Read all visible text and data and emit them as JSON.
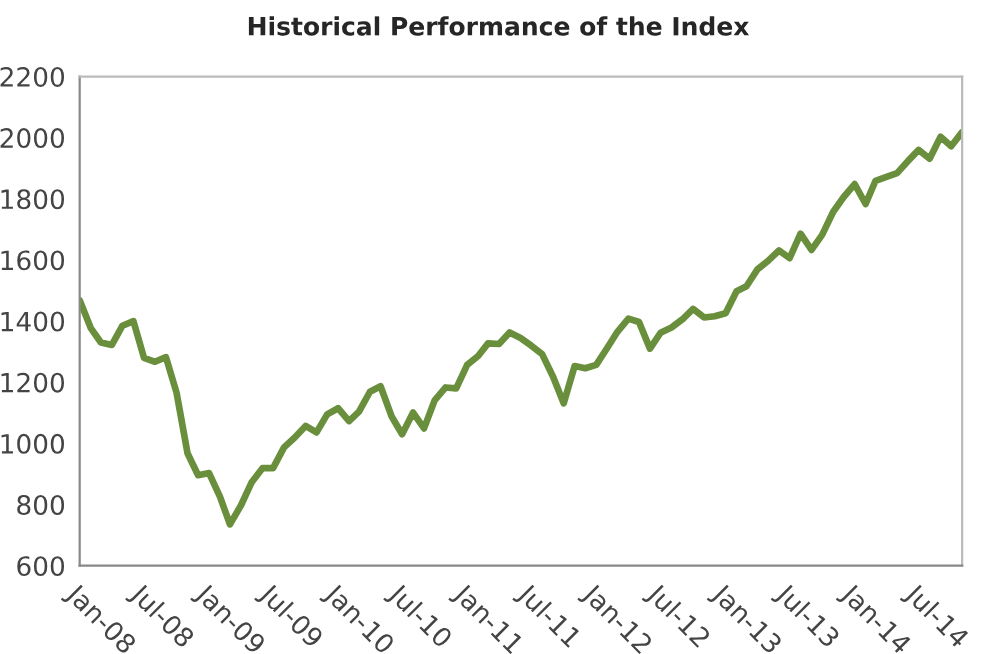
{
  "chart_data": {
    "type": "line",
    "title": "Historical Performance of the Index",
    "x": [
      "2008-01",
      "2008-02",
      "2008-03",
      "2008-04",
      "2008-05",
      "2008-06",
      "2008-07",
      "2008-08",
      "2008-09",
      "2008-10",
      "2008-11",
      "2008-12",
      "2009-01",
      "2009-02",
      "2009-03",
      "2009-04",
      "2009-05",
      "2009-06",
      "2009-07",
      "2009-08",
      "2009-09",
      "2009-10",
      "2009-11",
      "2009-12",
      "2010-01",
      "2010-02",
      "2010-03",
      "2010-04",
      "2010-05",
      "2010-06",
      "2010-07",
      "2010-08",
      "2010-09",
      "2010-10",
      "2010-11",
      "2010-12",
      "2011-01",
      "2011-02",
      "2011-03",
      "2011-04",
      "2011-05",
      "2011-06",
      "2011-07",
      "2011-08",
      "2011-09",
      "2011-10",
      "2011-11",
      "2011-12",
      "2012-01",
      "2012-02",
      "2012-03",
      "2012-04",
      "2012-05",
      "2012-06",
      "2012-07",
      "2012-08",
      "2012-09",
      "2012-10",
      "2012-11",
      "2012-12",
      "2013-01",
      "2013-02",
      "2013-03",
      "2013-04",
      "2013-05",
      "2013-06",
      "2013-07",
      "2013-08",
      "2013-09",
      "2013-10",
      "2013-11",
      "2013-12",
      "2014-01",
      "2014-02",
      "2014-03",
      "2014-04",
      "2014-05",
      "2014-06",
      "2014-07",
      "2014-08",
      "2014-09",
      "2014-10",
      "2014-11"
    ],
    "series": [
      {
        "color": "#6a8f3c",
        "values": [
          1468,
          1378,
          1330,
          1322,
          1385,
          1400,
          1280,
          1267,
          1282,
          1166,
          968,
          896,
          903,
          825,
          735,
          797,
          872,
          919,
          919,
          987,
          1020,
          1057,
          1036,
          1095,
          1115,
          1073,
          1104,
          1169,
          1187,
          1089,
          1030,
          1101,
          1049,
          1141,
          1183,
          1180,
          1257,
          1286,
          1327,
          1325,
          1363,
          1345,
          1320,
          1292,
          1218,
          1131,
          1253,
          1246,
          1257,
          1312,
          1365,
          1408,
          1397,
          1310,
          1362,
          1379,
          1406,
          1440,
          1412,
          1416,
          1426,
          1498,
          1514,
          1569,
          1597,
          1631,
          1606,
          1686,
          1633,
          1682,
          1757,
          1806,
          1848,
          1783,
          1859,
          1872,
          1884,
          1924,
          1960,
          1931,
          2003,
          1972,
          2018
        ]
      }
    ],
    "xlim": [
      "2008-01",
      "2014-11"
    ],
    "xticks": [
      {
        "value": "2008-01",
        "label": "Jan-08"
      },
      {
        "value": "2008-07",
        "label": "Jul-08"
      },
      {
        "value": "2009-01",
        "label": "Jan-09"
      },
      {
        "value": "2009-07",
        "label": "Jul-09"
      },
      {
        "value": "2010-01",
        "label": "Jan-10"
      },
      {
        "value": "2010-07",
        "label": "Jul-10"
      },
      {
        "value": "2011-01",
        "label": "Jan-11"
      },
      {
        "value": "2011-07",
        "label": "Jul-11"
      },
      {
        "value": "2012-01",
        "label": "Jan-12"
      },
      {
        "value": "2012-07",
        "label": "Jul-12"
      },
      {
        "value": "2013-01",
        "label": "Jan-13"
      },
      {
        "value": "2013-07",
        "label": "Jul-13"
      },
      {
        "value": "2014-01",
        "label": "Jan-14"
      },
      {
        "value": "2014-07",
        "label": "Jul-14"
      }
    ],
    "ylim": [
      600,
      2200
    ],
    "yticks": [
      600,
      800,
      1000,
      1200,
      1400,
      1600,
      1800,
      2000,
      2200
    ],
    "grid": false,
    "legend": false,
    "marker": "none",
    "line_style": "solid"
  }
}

### [STATED PROBLEM]
Pictures are excluded; output everything else in the data verbatim.

### [EXERCISE RESULT]
Read all visible text and data and emit them as JSON.
{
  "chart_data": {
    "type": "line",
    "title": "Historical Performance of the Index",
    "x": [
      "2008-01",
      "2008-02",
      "2008-03",
      "2008-04",
      "2008-05",
      "2008-06",
      "2008-07",
      "2008-08",
      "2008-09",
      "2008-10",
      "2008-11",
      "2008-12",
      "2009-01",
      "2009-02",
      "2009-03",
      "2009-04",
      "2009-05",
      "2009-06",
      "2009-07",
      "2009-08",
      "2009-09",
      "2009-10",
      "2009-11",
      "2009-12",
      "2010-01",
      "2010-02",
      "2010-03",
      "2010-04",
      "2010-05",
      "2010-06",
      "2010-07",
      "2010-08",
      "2010-09",
      "2010-10",
      "2010-11",
      "2010-12",
      "2011-01",
      "2011-02",
      "2011-03",
      "2011-04",
      "2011-05",
      "2011-06",
      "2011-07",
      "2011-08",
      "2011-09",
      "2011-10",
      "2011-11",
      "2011-12",
      "2012-01",
      "2012-02",
      "2012-03",
      "2012-04",
      "2012-05",
      "2012-06",
      "2012-07",
      "2012-08",
      "2012-09",
      "2012-10",
      "2012-11",
      "2012-12",
      "2013-01",
      "2013-02",
      "2013-03",
      "2013-04",
      "2013-05",
      "2013-06",
      "2013-07",
      "2013-08",
      "2013-09",
      "2013-10",
      "2013-11",
      "2013-12",
      "2014-01",
      "2014-02",
      "2014-03",
      "2014-04",
      "2014-05",
      "2014-06",
      "2014-07",
      "2014-08",
      "2014-09",
      "2014-10",
      "2014-11"
    ],
    "series": [
      {
        "color": "#6a8f3c",
        "values": [
          1468,
          1378,
          1330,
          1322,
          1385,
          1400,
          1280,
          1267,
          1282,
          1166,
          968,
          896,
          903,
          825,
          735,
          797,
          872,
          919,
          919,
          987,
          1020,
          1057,
          1036,
          1095,
          1115,
          1073,
          1104,
          1169,
          1187,
          1089,
          1030,
          1101,
          1049,
          1141,
          1183,
          1180,
          1257,
          1286,
          1327,
          1325,
          1363,
          1345,
          1320,
          1292,
          1218,
          1131,
          1253,
          1246,
          1257,
          1312,
          1365,
          1408,
          1397,
          1310,
          1362,
          1379,
          1406,
          1440,
          1412,
          1416,
          1426,
          1498,
          1514,
          1569,
          1597,
          1631,
          1606,
          1686,
          1633,
          1682,
          1757,
          1806,
          1848,
          1783,
          1859,
          1872,
          1884,
          1924,
          1960,
          1931,
          2003,
          1972,
          2018
        ]
      }
    ],
    "xlim": [
      "2008-01",
      "2014-11"
    ],
    "xticks": [
      {
        "value": "2008-01",
        "label": "Jan-08"
      },
      {
        "value": "2008-07",
        "label": "Jul-08"
      },
      {
        "value": "2009-01",
        "label": "Jan-09"
      },
      {
        "value": "2009-07",
        "label": "Jul-09"
      },
      {
        "value": "2010-01",
        "label": "Jan-10"
      },
      {
        "value": "2010-07",
        "label": "Jul-10"
      },
      {
        "value": "2011-01",
        "label": "Jan-11"
      },
      {
        "value": "2011-07",
        "label": "Jul-11"
      },
      {
        "value": "2012-01",
        "label": "Jan-12"
      },
      {
        "value": "2012-07",
        "label": "Jul-12"
      },
      {
        "value": "2013-01",
        "label": "Jan-13"
      },
      {
        "value": "2013-07",
        "label": "Jul-13"
      },
      {
        "value": "2014-01",
        "label": "Jan-14"
      },
      {
        "value": "2014-07",
        "label": "Jul-14"
      }
    ],
    "ylim": [
      600,
      2200
    ],
    "yticks": [
      600,
      800,
      1000,
      1200,
      1400,
      1600,
      1800,
      2000,
      2200
    ],
    "grid": false,
    "legend": false,
    "marker": "none",
    "line_style": "solid"
  }
}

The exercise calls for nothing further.